— start of PROVIDED INFORMATION —
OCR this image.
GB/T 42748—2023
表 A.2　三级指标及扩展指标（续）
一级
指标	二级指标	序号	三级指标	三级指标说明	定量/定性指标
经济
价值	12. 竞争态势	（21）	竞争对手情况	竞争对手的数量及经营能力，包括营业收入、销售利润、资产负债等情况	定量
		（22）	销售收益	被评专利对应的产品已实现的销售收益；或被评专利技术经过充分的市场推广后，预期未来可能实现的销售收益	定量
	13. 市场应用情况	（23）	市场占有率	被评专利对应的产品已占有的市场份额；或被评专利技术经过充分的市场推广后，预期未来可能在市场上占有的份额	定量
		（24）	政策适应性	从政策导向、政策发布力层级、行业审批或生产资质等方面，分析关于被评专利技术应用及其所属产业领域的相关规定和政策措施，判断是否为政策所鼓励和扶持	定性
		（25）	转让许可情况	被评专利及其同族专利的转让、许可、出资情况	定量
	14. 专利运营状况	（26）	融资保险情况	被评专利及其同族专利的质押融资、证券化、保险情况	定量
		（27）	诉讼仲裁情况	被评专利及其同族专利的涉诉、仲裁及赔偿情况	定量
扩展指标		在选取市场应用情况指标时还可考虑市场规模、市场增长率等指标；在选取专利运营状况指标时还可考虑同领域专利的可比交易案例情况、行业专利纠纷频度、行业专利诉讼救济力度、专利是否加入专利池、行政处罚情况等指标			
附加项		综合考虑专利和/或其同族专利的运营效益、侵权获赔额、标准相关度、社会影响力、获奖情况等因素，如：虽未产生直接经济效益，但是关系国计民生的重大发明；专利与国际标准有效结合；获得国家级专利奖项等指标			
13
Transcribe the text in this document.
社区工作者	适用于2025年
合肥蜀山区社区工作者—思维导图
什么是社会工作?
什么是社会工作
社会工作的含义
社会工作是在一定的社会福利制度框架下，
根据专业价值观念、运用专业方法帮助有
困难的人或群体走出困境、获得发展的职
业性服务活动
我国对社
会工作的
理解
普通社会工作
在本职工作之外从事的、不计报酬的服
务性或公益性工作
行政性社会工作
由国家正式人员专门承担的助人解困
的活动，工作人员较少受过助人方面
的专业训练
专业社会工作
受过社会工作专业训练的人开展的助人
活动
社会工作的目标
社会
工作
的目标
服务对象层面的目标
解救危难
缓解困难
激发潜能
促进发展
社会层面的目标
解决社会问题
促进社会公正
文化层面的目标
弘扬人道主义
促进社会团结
— end of PROVIDED INFORMATION —
• **INSTRUCTION**: Locate the word "this" in the data above. Copy every line carrying it.

• **EXERCISE SOLUTION**:
OCR this image.
Transcribe the text in this document.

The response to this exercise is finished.